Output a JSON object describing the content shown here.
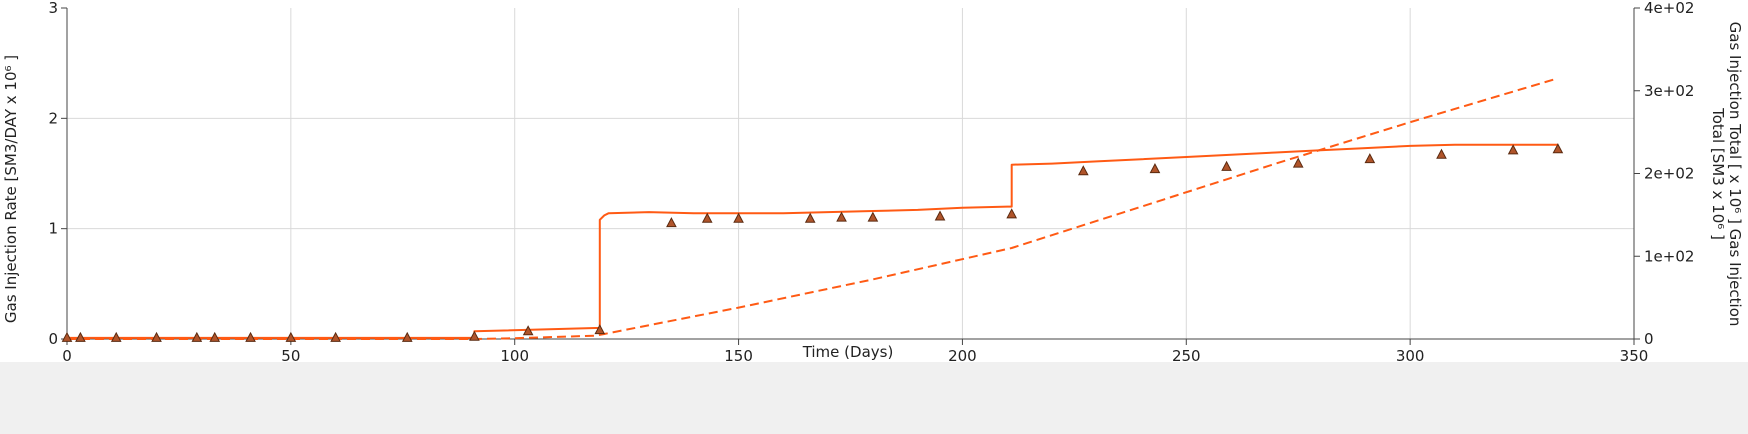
{
  "chart_data": {
    "type": "line",
    "xlabel": "Time (Days)",
    "ylabel": "Gas Injection Rate [SM3/DAY x 10⁶ ]",
    "y2label_lines": [
      "Gas Injection Total [ x 10⁶ ] Gas Injection",
      "Total [SM3 x 10⁶ ]"
    ],
    "xlim": [
      0,
      350
    ],
    "ylim": [
      0,
      3
    ],
    "y2lim": [
      0,
      400
    ],
    "xticks": [
      0,
      50,
      100,
      150,
      200,
      250,
      300,
      350
    ],
    "yticks": [
      0,
      1,
      2,
      3
    ],
    "y2ticks": [
      0,
      100,
      200,
      300,
      400
    ],
    "y2ticklabels": [
      "0",
      "1e+02",
      "2e+02",
      "3e+02",
      "4e+02"
    ],
    "grid": true,
    "colors": {
      "line": "#ff5a14",
      "marker_fill": "#b0542a",
      "marker_edge": "#5a2a10",
      "grid": "#d9d9d9",
      "axis": "#444444"
    },
    "series": [
      {
        "style": "solid-line",
        "axis": "left",
        "x": [
          0,
          91,
          91,
          118,
          119,
          119,
          120,
          121,
          130,
          140,
          150,
          160,
          170,
          180,
          190,
          200,
          210,
          211,
          211,
          220,
          230,
          240,
          250,
          260,
          270,
          280,
          290,
          300,
          310,
          320,
          333
        ],
        "y": [
          0.01,
          0.01,
          0.07,
          0.1,
          0.1,
          1.08,
          1.12,
          1.14,
          1.15,
          1.14,
          1.14,
          1.14,
          1.15,
          1.16,
          1.17,
          1.19,
          1.2,
          1.2,
          1.58,
          1.59,
          1.61,
          1.63,
          1.65,
          1.67,
          1.69,
          1.71,
          1.73,
          1.75,
          1.76,
          1.76,
          1.76
        ]
      },
      {
        "style": "dashed-line",
        "axis": "right",
        "x": [
          0,
          91,
          100,
          118,
          120,
          150,
          180,
          211,
          240,
          270,
          300,
          333
        ],
        "y": [
          0,
          0,
          1,
          4,
          6,
          38,
          72,
          110,
          160,
          212,
          262,
          315
        ]
      },
      {
        "style": "triangle-markers",
        "axis": "left",
        "x": [
          0,
          3,
          11,
          20,
          29,
          33,
          41,
          50,
          60,
          76,
          91,
          103,
          119,
          135,
          143,
          150,
          166,
          173,
          180,
          195,
          211,
          227,
          243,
          259,
          275,
          291,
          307,
          323,
          333
        ],
        "y": [
          0.01,
          0.01,
          0.01,
          0.01,
          0.01,
          0.01,
          0.01,
          0.01,
          0.01,
          0.01,
          0.02,
          0.07,
          0.08,
          1.05,
          1.09,
          1.09,
          1.09,
          1.1,
          1.1,
          1.11,
          1.13,
          1.52,
          1.54,
          1.56,
          1.59,
          1.63,
          1.67,
          1.71,
          1.72
        ]
      }
    ]
  }
}
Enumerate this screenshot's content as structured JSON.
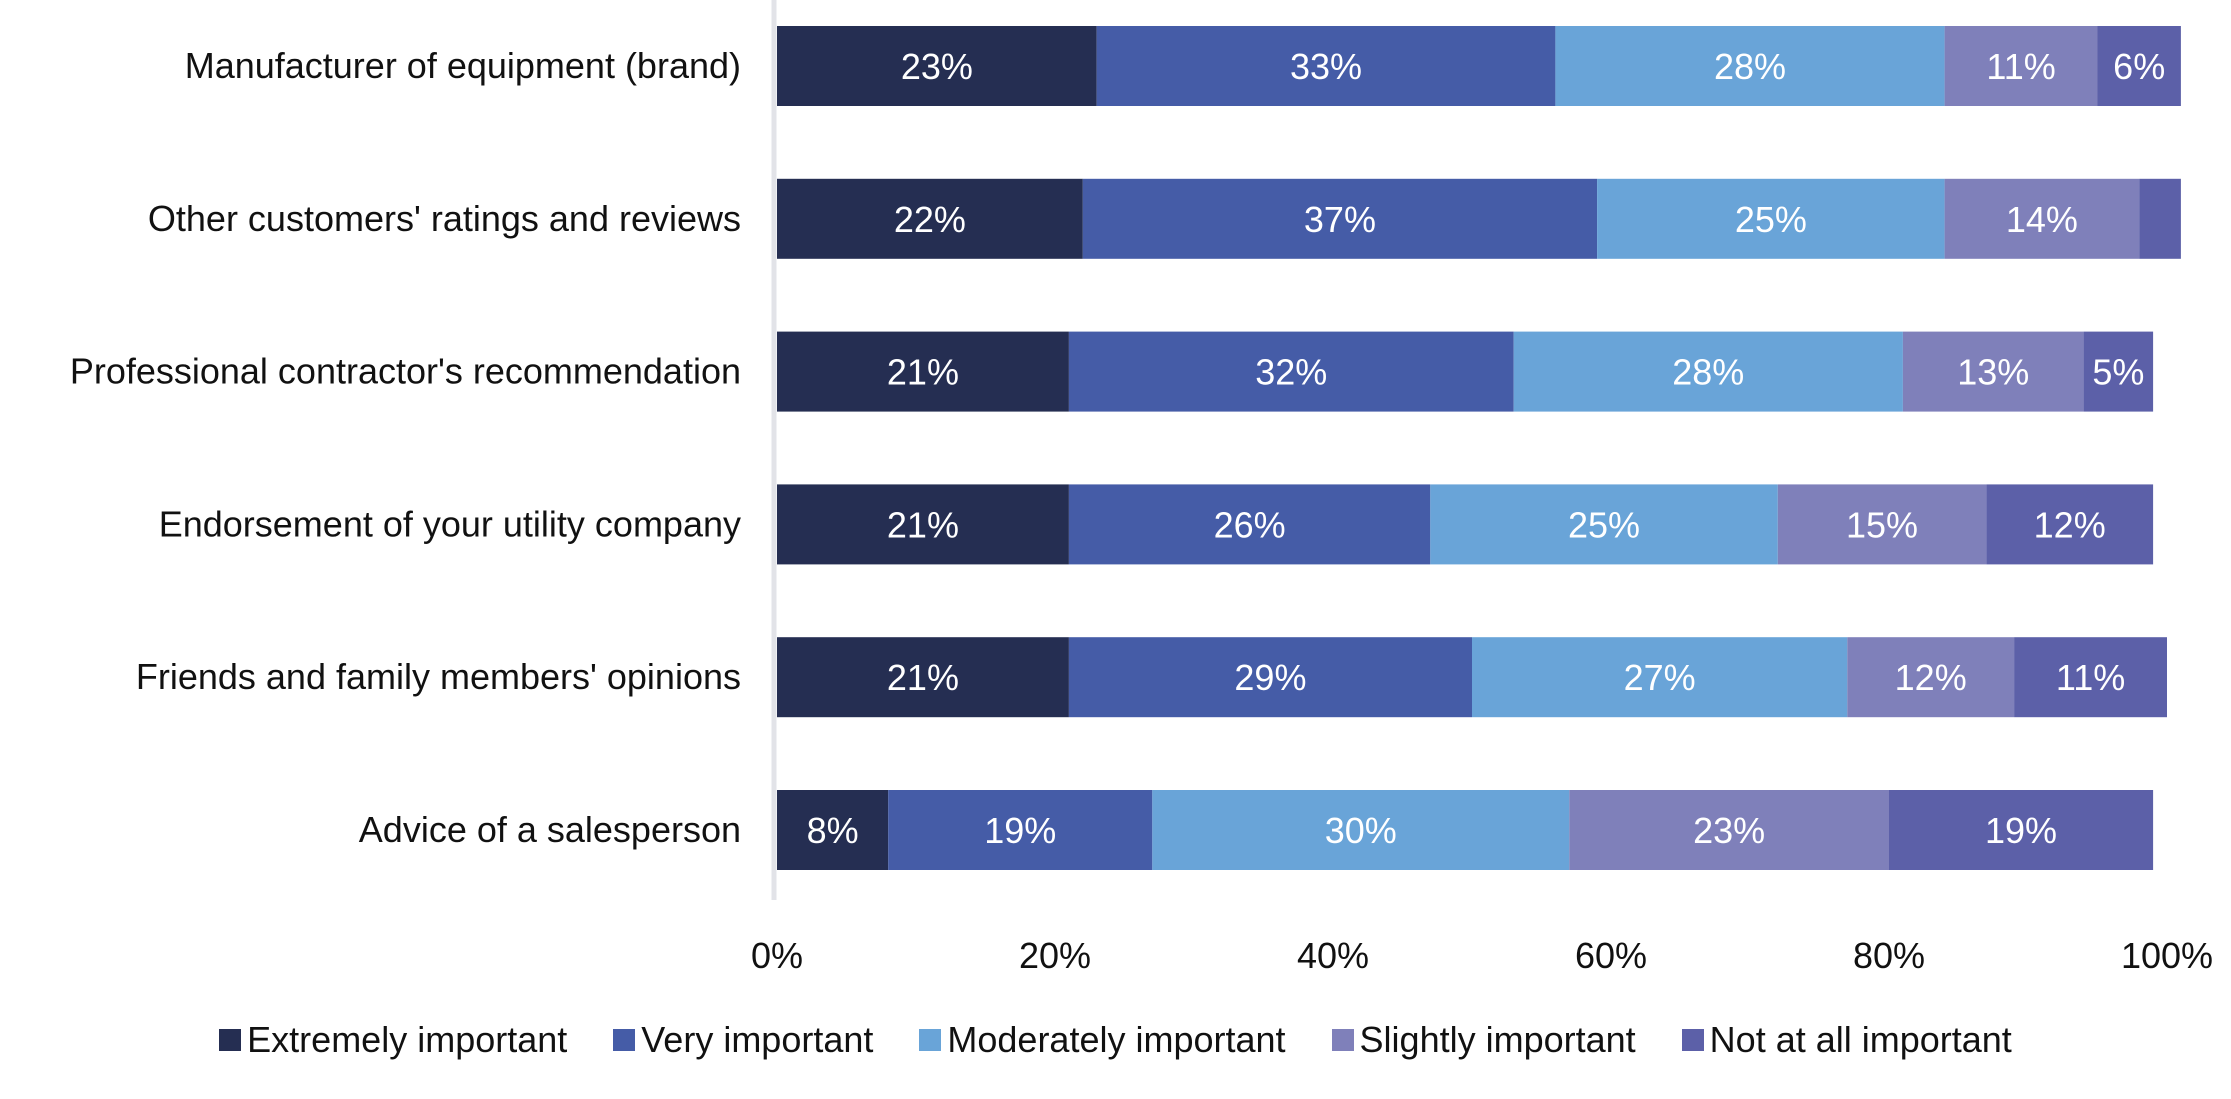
{
  "chart_data": {
    "type": "bar",
    "orientation": "horizontal",
    "stacked": "100%",
    "title": "",
    "xlabel": "",
    "ylabel": "",
    "xlim": [
      0,
      100
    ],
    "x_ticks": [
      "0%",
      "20%",
      "40%",
      "60%",
      "80%",
      "100%"
    ],
    "grid": false,
    "legend_position": "bottom",
    "categories": [
      "Manufacturer of equipment (brand)",
      "Other customers' ratings and reviews",
      "Professional contractor's recommendation",
      "Endorsement of your utility company",
      "Friends and family members' opinions",
      "Advice of a salesperson"
    ],
    "series": [
      {
        "name": "Extremely important",
        "color": "#252E52",
        "values": [
          23,
          22,
          21,
          21,
          21,
          8
        ],
        "labels": [
          "23%",
          "22%",
          "21%",
          "21%",
          "21%",
          "8%"
        ]
      },
      {
        "name": "Very important",
        "color": "#455CA7",
        "values": [
          33,
          37,
          32,
          26,
          29,
          19
        ],
        "labels": [
          "33%",
          "37%",
          "32%",
          "26%",
          "29%",
          "19%"
        ]
      },
      {
        "name": "Moderately important",
        "color": "#69A4D8",
        "values": [
          28,
          25,
          28,
          25,
          27,
          30
        ],
        "labels": [
          "28%",
          "25%",
          "28%",
          "25%",
          "27%",
          "30%"
        ]
      },
      {
        "name": "Slightly important",
        "color": "#7F80BA",
        "values": [
          11,
          14,
          13,
          15,
          12,
          23
        ],
        "labels": [
          "11%",
          "14%",
          "13%",
          "15%",
          "12%",
          "23%"
        ]
      },
      {
        "name": "Not at all important",
        "color": "#5C60A8",
        "values": [
          6,
          3,
          5,
          12,
          11,
          19
        ],
        "labels": [
          "6%",
          "",
          "5%",
          "12%",
          "11%",
          "19%"
        ]
      }
    ]
  }
}
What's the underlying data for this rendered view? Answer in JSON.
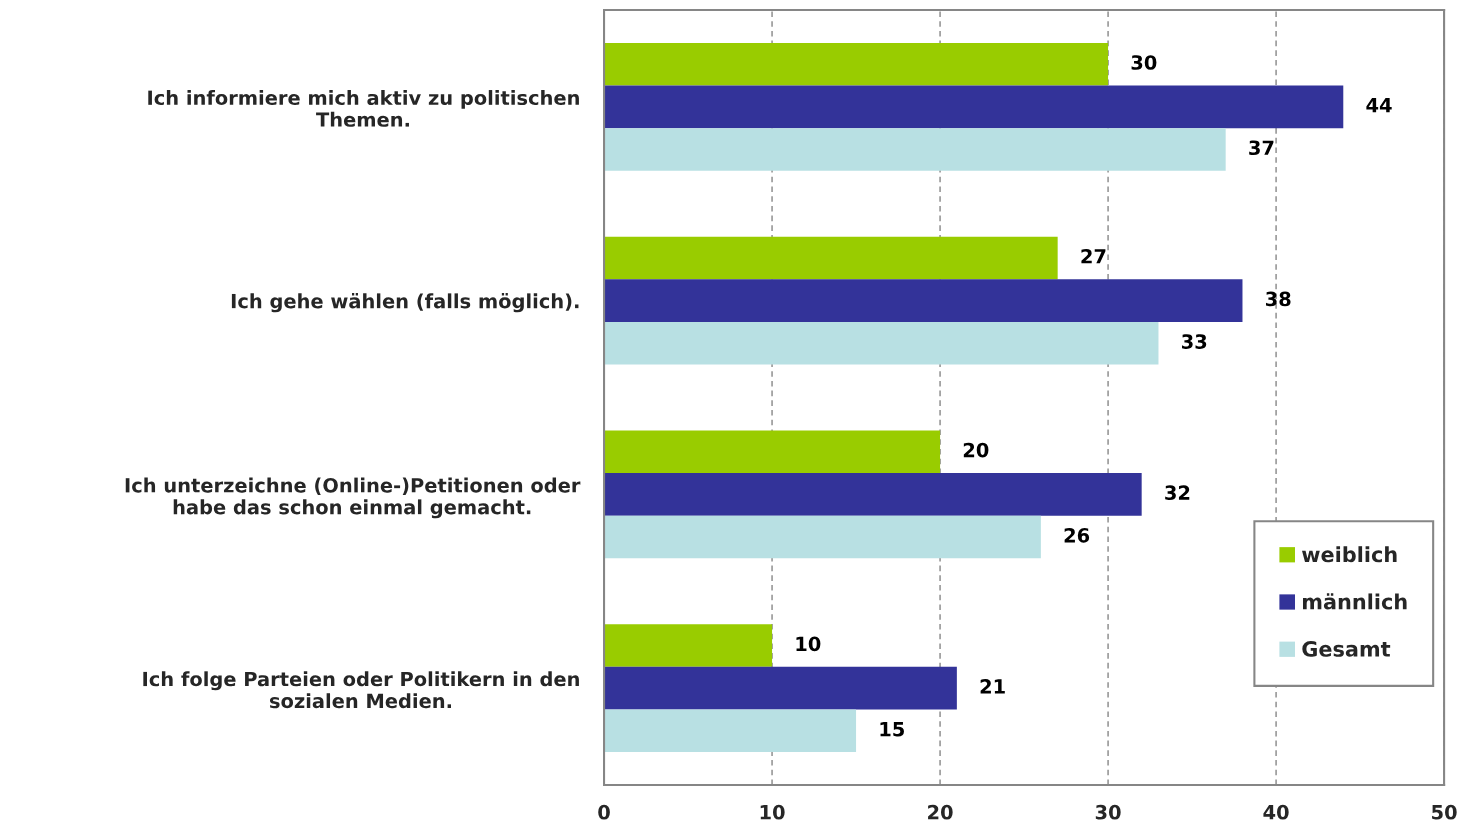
{
  "chart_data": {
    "type": "bar",
    "orientation": "horizontal",
    "categories": [
      "Ich informiere mich aktiv zu politischen\nThemen.",
      "Ich gehe wählen (falls möglich).",
      "Ich unterzeichne (Online-)Petitionen oder\nhabe das schon einmal gemacht.",
      "Ich folge Parteien oder Politikern in den\nsozialen Medien."
    ],
    "series": [
      {
        "name": "weiblich",
        "color": "#99cc00",
        "values": [
          30,
          27,
          20,
          10
        ]
      },
      {
        "name": "männlich",
        "color": "#333399",
        "values": [
          44,
          38,
          32,
          21
        ]
      },
      {
        "name": "Gesamt",
        "color": "#b8e0e3",
        "values": [
          37,
          33,
          26,
          15
        ]
      }
    ],
    "xlim": [
      0,
      50
    ],
    "xticks": [
      0,
      10,
      20,
      30,
      40,
      50
    ],
    "grid": "x",
    "legend": "bottom right",
    "data_labels": true
  }
}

→ Aim: Give only the number of lines in the entries that contain "grid".

→ Completed task: 4